● **Given request**
Skip every picture and transcribe the remaining material exactly.

● **Dataset records**
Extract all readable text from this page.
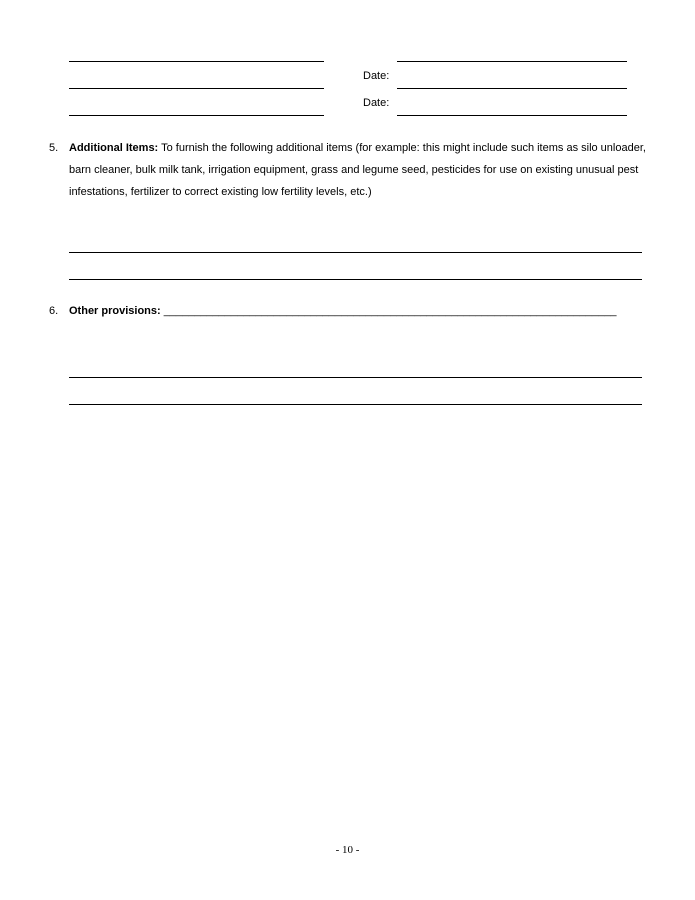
Date:
Date:
5. Additional Items: To furnish the following additional items (for example: this might include such items as silo unloader, barn cleaner, bulk milk tank, irrigation equipment, grass and legume seed, pesticides for use on existing unusual pest infestations, fertilizer to correct existing low fertility levels, etc.)
6. Other provisions: __________________________________________________________________________
- 10 -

● **Task answer**
Extract all readable text from this page.
Date:
Date:
5. Additional Items: To furnish the following additional items (for example: this might include such items as silo unloader, barn cleaner, bulk milk tank, irrigation equipment, grass and legume seed, pesticides for use on existing unusual pest infestations, fertilizer to correct existing low fertility levels, etc.)
6. Other provisions: __________________________________________________________________________
- 10 -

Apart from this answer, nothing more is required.